▸ WHAT YOU ARE ASKED TO DO
Return only the number of lines holding the word "velocity".

┄┄┄┄┄┄

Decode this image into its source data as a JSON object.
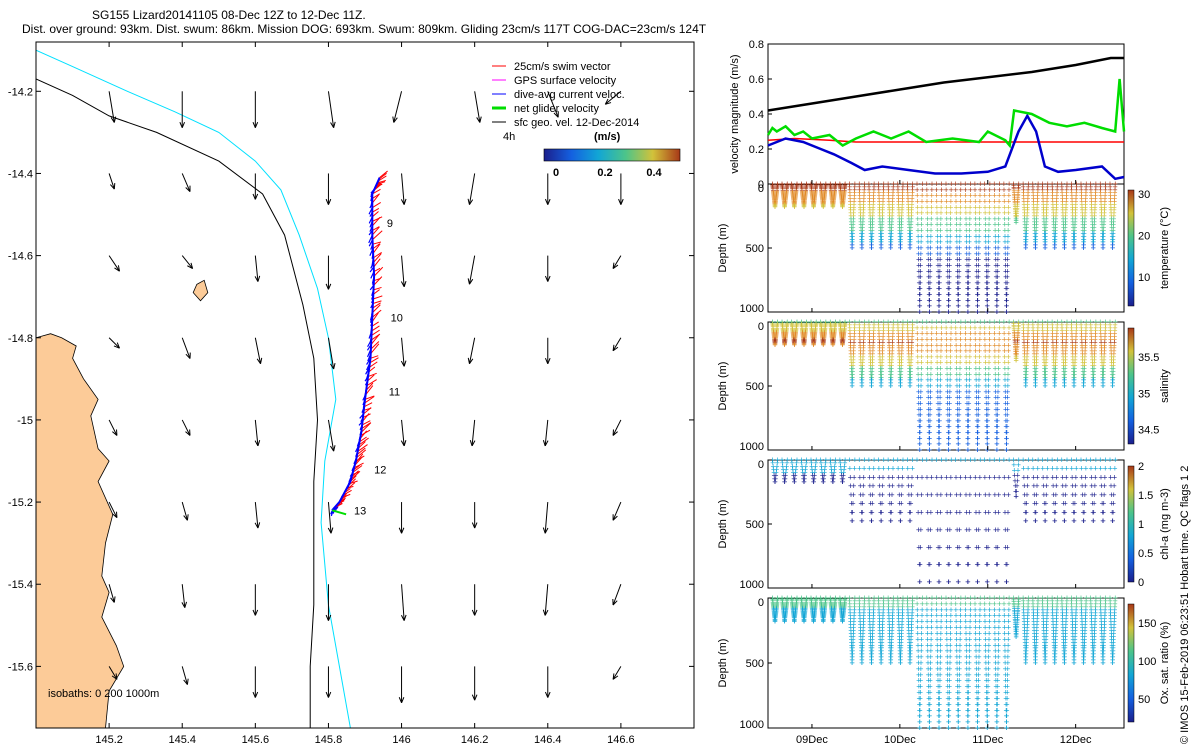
{
  "title_line1": "SG155 Lizard20141105 08-Dec 12Z to 12-Dec 11Z.",
  "title_line2": "Dist. over ground: 93km. Dist. swum: 86km. Mission DOG: 693km. Swum: 809km. Gliding 23cm/s 117T COG-DAC=23cm/s 124T",
  "credit": "© IMOS 15-Feb-2019 06:23:51 Hobart time. QC flags 1 2",
  "colors": {
    "land": "#fccb98",
    "coast200": "#000000",
    "coast1000": "#00e0ff",
    "swim": "#ff0000",
    "dac": "#0000ff",
    "net": "#00dd00",
    "gps": "#ff00ff",
    "speed": "#000000"
  },
  "chart_data": [
    {
      "type": "scatter",
      "id": "map",
      "xlim": [
        145.0,
        146.8
      ],
      "ylim": [
        -15.75,
        -14.08
      ],
      "xticks": [
        "145.2",
        "145.4",
        "145.6",
        "145.8",
        "146",
        "146.2",
        "146.4",
        "146.6"
      ],
      "yticks": [
        "-14.2",
        "-14.4",
        "-14.6",
        "-14.8",
        "-15",
        "-15.2",
        "-15.4",
        "-15.6"
      ],
      "legend": {
        "entries": [
          "25cm/s swim vector",
          "GPS surface velocity",
          "dive-avg current veloc.",
          "net glider velocity",
          "sfc geo. vel. 12-Dec-2014"
        ],
        "interval_label": "4h",
        "units": "(m/s)",
        "colorbar_ticks": [
          "0",
          "0.2",
          "0.4"
        ]
      },
      "isobaths_label": "isobaths: 0   200  1000m",
      "day_labels": [
        {
          "label": "9",
          "lon": 145.96,
          "lat": -14.53
        },
        {
          "label": "10",
          "lon": 145.97,
          "lat": -14.76
        },
        {
          "label": "11",
          "lon": 145.965,
          "lat": -14.94
        },
        {
          "label": "12",
          "lon": 145.925,
          "lat": -15.13
        },
        {
          "label": "13",
          "lon": 145.87,
          "lat": -15.23
        }
      ],
      "track": [
        [
          145.94,
          -14.41
        ],
        [
          145.92,
          -14.45
        ],
        [
          145.92,
          -14.55
        ],
        [
          145.925,
          -14.65
        ],
        [
          145.92,
          -14.75
        ],
        [
          145.915,
          -14.85
        ],
        [
          145.9,
          -14.95
        ],
        [
          145.89,
          -15.03
        ],
        [
          145.875,
          -15.1
        ],
        [
          145.86,
          -15.15
        ],
        [
          145.83,
          -15.2
        ],
        [
          145.81,
          -15.22
        ]
      ],
      "coastline_land": [
        [
          145.0,
          -14.8
        ],
        [
          145.04,
          -14.79
        ],
        [
          145.07,
          -14.8
        ],
        [
          145.11,
          -14.82
        ],
        [
          145.1,
          -14.85
        ],
        [
          145.13,
          -14.9
        ],
        [
          145.17,
          -14.95
        ],
        [
          145.15,
          -14.99
        ],
        [
          145.17,
          -15.07
        ],
        [
          145.2,
          -15.1
        ],
        [
          145.17,
          -15.15
        ],
        [
          145.21,
          -15.23
        ],
        [
          145.19,
          -15.3
        ],
        [
          145.18,
          -15.38
        ],
        [
          145.2,
          -15.42
        ],
        [
          145.18,
          -15.48
        ],
        [
          145.22,
          -15.55
        ],
        [
          145.24,
          -15.6
        ],
        [
          145.2,
          -15.66
        ],
        [
          145.19,
          -15.75
        ]
      ],
      "island": [
        [
          145.44,
          -14.67
        ],
        [
          145.46,
          -14.66
        ],
        [
          145.47,
          -14.69
        ],
        [
          145.45,
          -14.71
        ],
        [
          145.43,
          -14.69
        ]
      ],
      "isobath_200": [
        [
          145.0,
          -14.17
        ],
        [
          145.1,
          -14.21
        ],
        [
          145.2,
          -14.26
        ],
        [
          145.33,
          -14.3
        ],
        [
          145.5,
          -14.37
        ],
        [
          145.62,
          -14.45
        ],
        [
          145.68,
          -14.55
        ],
        [
          145.73,
          -14.72
        ],
        [
          145.76,
          -14.85
        ],
        [
          145.77,
          -15.0
        ],
        [
          145.76,
          -15.15
        ],
        [
          145.76,
          -15.3
        ],
        [
          145.76,
          -15.45
        ],
        [
          145.75,
          -15.6
        ],
        [
          145.75,
          -15.75
        ]
      ],
      "isobath_1000": [
        [
          145.0,
          -14.1
        ],
        [
          145.1,
          -14.14
        ],
        [
          145.25,
          -14.2
        ],
        [
          145.38,
          -14.25
        ],
        [
          145.5,
          -14.3
        ],
        [
          145.6,
          -14.37
        ],
        [
          145.67,
          -14.44
        ],
        [
          145.72,
          -14.55
        ],
        [
          145.77,
          -14.68
        ],
        [
          145.8,
          -14.8
        ],
        [
          145.82,
          -14.95
        ],
        [
          145.79,
          -15.1
        ],
        [
          145.78,
          -15.25
        ],
        [
          145.8,
          -15.45
        ],
        [
          145.83,
          -15.6
        ],
        [
          145.86,
          -15.75
        ]
      ],
      "geostrophic_field": {
        "lons": [
          145.2,
          145.4,
          145.6,
          145.8,
          146.0,
          146.2,
          146.4,
          146.6
        ],
        "lats": [
          -14.2,
          -14.4,
          -14.6,
          -14.8,
          -15.0,
          -15.2,
          -15.4,
          -15.6
        ],
        "u_v_m_s": [
          [
            [
              0.02,
              -0.12
            ],
            [
              0,
              -0.14
            ],
            [
              0,
              -0.14
            ],
            [
              0.02,
              -0.14
            ],
            [
              -0.03,
              -0.12
            ],
            [
              0.02,
              -0.12
            ],
            [
              0.04,
              -0.1
            ],
            [
              -0.06,
              -0.05
            ]
          ],
          [
            [
              0.02,
              -0.06
            ],
            [
              0.03,
              -0.07
            ],
            [
              0,
              -0.1
            ],
            [
              0,
              -0.12
            ],
            [
              0.01,
              -0.12
            ],
            [
              -0.02,
              -0.12
            ],
            [
              0,
              -0.12
            ],
            [
              0,
              -0.12
            ]
          ],
          [
            [
              0.04,
              -0.06
            ],
            [
              0.04,
              -0.05
            ],
            [
              0.01,
              -0.1
            ],
            [
              0,
              -0.13
            ],
            [
              0.01,
              -0.12
            ],
            [
              -0.02,
              -0.11
            ],
            [
              0,
              -0.1
            ],
            [
              -0.03,
              -0.05
            ]
          ],
          [
            [
              0.04,
              -0.04
            ],
            [
              0.03,
              -0.08
            ],
            [
              0.02,
              -0.1
            ],
            [
              0.02,
              -0.12
            ],
            [
              0.01,
              -0.11
            ],
            [
              -0.02,
              -0.1
            ],
            [
              0,
              -0.1
            ],
            [
              -0.03,
              -0.05
            ]
          ],
          [
            [
              0.03,
              -0.06
            ],
            [
              0.03,
              -0.06
            ],
            [
              0.01,
              -0.1
            ],
            [
              0.02,
              -0.12
            ],
            [
              0.01,
              -0.1
            ],
            [
              -0.01,
              -0.1
            ],
            [
              -0.01,
              -0.1
            ],
            [
              -0.03,
              -0.06
            ]
          ],
          [
            [
              0.03,
              -0.06
            ],
            [
              0.02,
              -0.07
            ],
            [
              0.01,
              -0.1
            ],
            [
              0.01,
              -0.12
            ],
            [
              0,
              -0.12
            ],
            [
              0,
              -0.1
            ],
            [
              -0.01,
              -0.12
            ],
            [
              -0.03,
              -0.07
            ]
          ],
          [
            [
              0.02,
              -0.07
            ],
            [
              0.01,
              -0.09
            ],
            [
              0,
              -0.12
            ],
            [
              0,
              -0.14
            ],
            [
              0.01,
              -0.14
            ],
            [
              0,
              -0.12
            ],
            [
              -0.01,
              -0.12
            ],
            [
              -0.03,
              -0.08
            ]
          ],
          [
            [
              0.03,
              -0.05
            ],
            [
              0.02,
              -0.07
            ],
            [
              0,
              -0.12
            ],
            [
              0,
              -0.12
            ],
            [
              0,
              -0.14
            ],
            [
              0,
              -0.13
            ],
            [
              0,
              -0.12
            ],
            [
              -0.03,
              -0.05
            ]
          ]
        ]
      }
    },
    {
      "type": "line",
      "id": "velocity",
      "ylabel": "velocity magnitude (m/s)",
      "xlim": [
        8.5,
        12.55
      ],
      "ylim": [
        0,
        0.8
      ],
      "yticks": [
        "0",
        "0.2",
        "0.4",
        "0.6",
        "0.8"
      ],
      "series": [
        {
          "color": "#000000",
          "x": [
            8.5,
            9.0,
            9.5,
            10.0,
            10.5,
            11.0,
            11.5,
            12.0,
            12.4,
            12.55
          ],
          "values": [
            0.42,
            0.46,
            0.5,
            0.54,
            0.58,
            0.61,
            0.64,
            0.68,
            0.72,
            0.72
          ]
        },
        {
          "color": "#ff0000",
          "x": [
            8.5,
            8.8,
            9.2,
            9.5,
            10.5,
            11.5,
            12.55
          ],
          "values": [
            0.25,
            0.26,
            0.25,
            0.24,
            0.24,
            0.24,
            0.24
          ]
        },
        {
          "color": "#0000cc",
          "x": [
            8.5,
            8.7,
            8.9,
            9.1,
            9.25,
            9.45,
            9.6,
            9.8,
            10.1,
            10.4,
            10.7,
            11.0,
            11.2,
            11.35,
            11.45,
            11.55,
            11.65,
            11.8,
            12.0,
            12.3,
            12.45,
            12.55
          ],
          "values": [
            0.22,
            0.26,
            0.24,
            0.2,
            0.17,
            0.12,
            0.08,
            0.1,
            0.08,
            0.06,
            0.06,
            0.07,
            0.1,
            0.3,
            0.39,
            0.3,
            0.1,
            0.07,
            0.08,
            0.1,
            0.03,
            0.04
          ]
        },
        {
          "color": "#00dd00",
          "x": [
            8.5,
            8.55,
            8.6,
            8.7,
            8.8,
            8.9,
            9.0,
            9.2,
            9.3,
            9.35,
            9.5,
            9.7,
            9.9,
            10.1,
            10.3,
            10.6,
            10.9,
            11.0,
            11.2,
            11.25,
            11.3,
            11.5,
            11.7,
            11.9,
            12.1,
            12.3,
            12.45,
            12.5,
            12.55
          ],
          "values": [
            0.28,
            0.32,
            0.3,
            0.33,
            0.28,
            0.3,
            0.26,
            0.28,
            0.24,
            0.22,
            0.26,
            0.3,
            0.26,
            0.3,
            0.24,
            0.26,
            0.24,
            0.3,
            0.25,
            0.22,
            0.42,
            0.4,
            0.35,
            0.33,
            0.35,
            0.32,
            0.3,
            0.6,
            0.3
          ]
        }
      ]
    },
    {
      "type": "scatter",
      "id": "temperature",
      "ylabel": "Depth (m)",
      "colorbar_label": "temperature (°C)",
      "colorbar_ticks": [
        "10",
        "20",
        "30"
      ],
      "clim": [
        3,
        31
      ],
      "ylim": [
        1000,
        0
      ],
      "yticks": [
        "0",
        "500",
        "1000"
      ],
      "colormap": "parula"
    },
    {
      "type": "scatter",
      "id": "salinity",
      "ylabel": "Depth (m)",
      "colorbar_label": "salinity",
      "colorbar_ticks": [
        "34.5",
        "35",
        "35.5"
      ],
      "clim": [
        34.3,
        35.9
      ],
      "ylim": [
        1000,
        0
      ],
      "yticks": [
        "0",
        "500",
        "1000"
      ],
      "colormap": "parula"
    },
    {
      "type": "scatter",
      "id": "chla",
      "ylabel": "Depth (m)",
      "colorbar_label": "chl-a (mg m-3)",
      "colorbar_ticks": [
        "0",
        "0.5",
        "1",
        "1.5",
        "2"
      ],
      "clim": [
        0,
        2
      ],
      "ylim": [
        1000,
        0
      ],
      "yticks": [
        "0",
        "500",
        "1000"
      ],
      "colormap": "parula"
    },
    {
      "type": "scatter",
      "id": "oxygen",
      "ylabel": "Depth (m)",
      "colorbar_label": "Ox. sat. ratio (%)",
      "colorbar_ticks": [
        "50",
        "100",
        "150"
      ],
      "clim": [
        20,
        175
      ],
      "ylim": [
        1000,
        0
      ],
      "yticks": [
        "0",
        "500",
        "1000"
      ],
      "xticks": [
        "09Dec",
        "10Dec",
        "11Dec",
        "12Dec"
      ],
      "xlim": [
        8.5,
        12.55
      ],
      "colormap": "parula"
    }
  ]
}
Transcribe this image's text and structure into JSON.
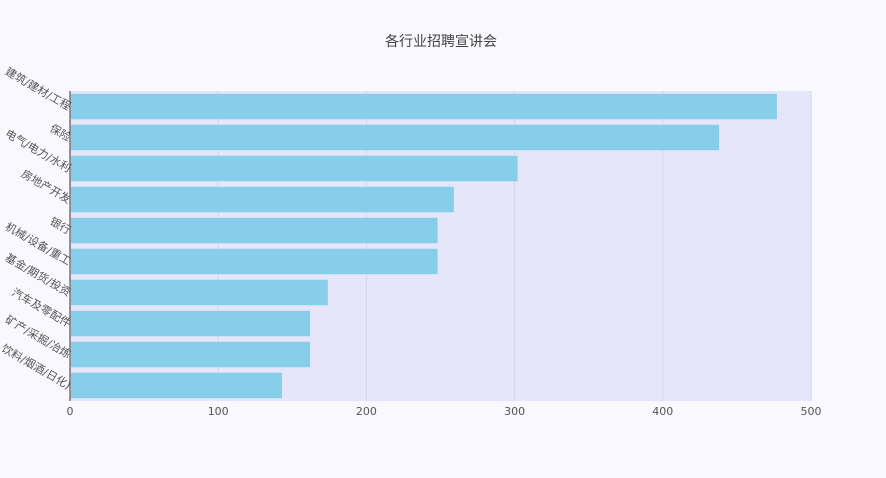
{
  "chart_data": {
    "type": "bar",
    "orientation": "horizontal",
    "title": "各行业招聘宣讲会",
    "xlabel": "",
    "ylabel": "",
    "categories": [
      "建筑/建材/工程",
      "保险",
      "电气/电力/水利",
      "房地产开发",
      "银行",
      "机械/设备/重工",
      "基金/期货/投资",
      "汽车及零配件",
      "矿产/采掘/冶炼",
      "饮料/烟酒/日化)"
    ],
    "values": [
      477,
      438,
      302,
      259,
      248,
      248,
      174,
      162,
      162,
      143
    ],
    "xlim": [
      0,
      500
    ],
    "xticks": [
      "0",
      "100",
      "200",
      "300",
      "400",
      "500"
    ],
    "grid": "vertical",
    "legend": "none",
    "colors": {
      "bar": "#87ceeb",
      "plot_background": "#e6e6fa",
      "page_background": "#f8f8fe",
      "grid": "#d4d4ee",
      "axis": "#333333"
    }
  }
}
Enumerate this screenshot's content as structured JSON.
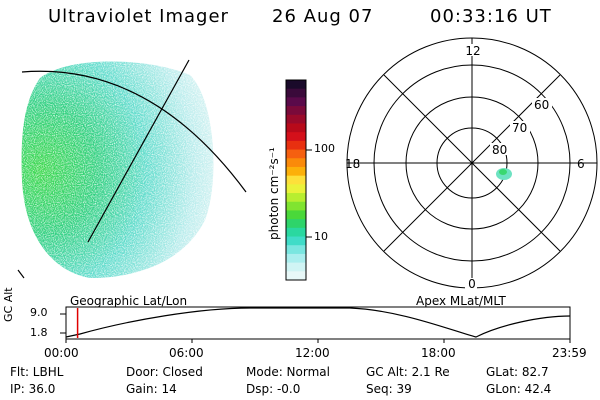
{
  "header": {
    "instrument": "Ultraviolet Imager",
    "date": "26 Aug 07",
    "time": "00:33:16 UT"
  },
  "colorbar": {
    "label": "photon cm⁻²s⁻¹",
    "ticks": [
      "100",
      "10"
    ],
    "colors": [
      "#1a0a2a",
      "#3a0a3a",
      "#5a0a4a",
      "#7a0a3a",
      "#9a0a2a",
      "#b80a1a",
      "#d4101a",
      "#e83010",
      "#f56010",
      "#fa8a0a",
      "#fcb00a",
      "#fde03a",
      "#eaf23a",
      "#b8ee30",
      "#80e430",
      "#4ad83a",
      "#2ed46a",
      "#2ad8a0",
      "#40dcc8",
      "#7ae6e0",
      "#aaeeee",
      "#d0f4f4",
      "#e8f8f8"
    ]
  },
  "polar": {
    "hour_labels": {
      "top": "12",
      "left": "18",
      "right": "6",
      "bottom": "0"
    },
    "lat_labels": [
      "60",
      "70",
      "80"
    ]
  },
  "timeline": {
    "ylabel": "GC Alt",
    "yticks": [
      "9.0",
      "1.8"
    ],
    "left_label": "Geographic Lat/Lon",
    "right_label": "Apex  MLat/MLT",
    "xticks": [
      "00:00",
      "06:00",
      "12:00",
      "18:00",
      "23:59"
    ],
    "marker_fraction": 0.023
  },
  "info": {
    "filter": "Flt: LBHL",
    "ip": "IP: 36.0",
    "door": "Door: Closed",
    "gain": "Gain: 14",
    "mode": "Mode: Normal",
    "dsp": "Dsp:   -0.0",
    "gc_alt": "GC Alt: 2.1 Re",
    "seq": "Seq: 39",
    "glat": "GLat:  82.7",
    "glon": "GLon:  42.4"
  }
}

┄┄┄┄┄┄

▸ SOLUTION TO THIS EXERCISE
4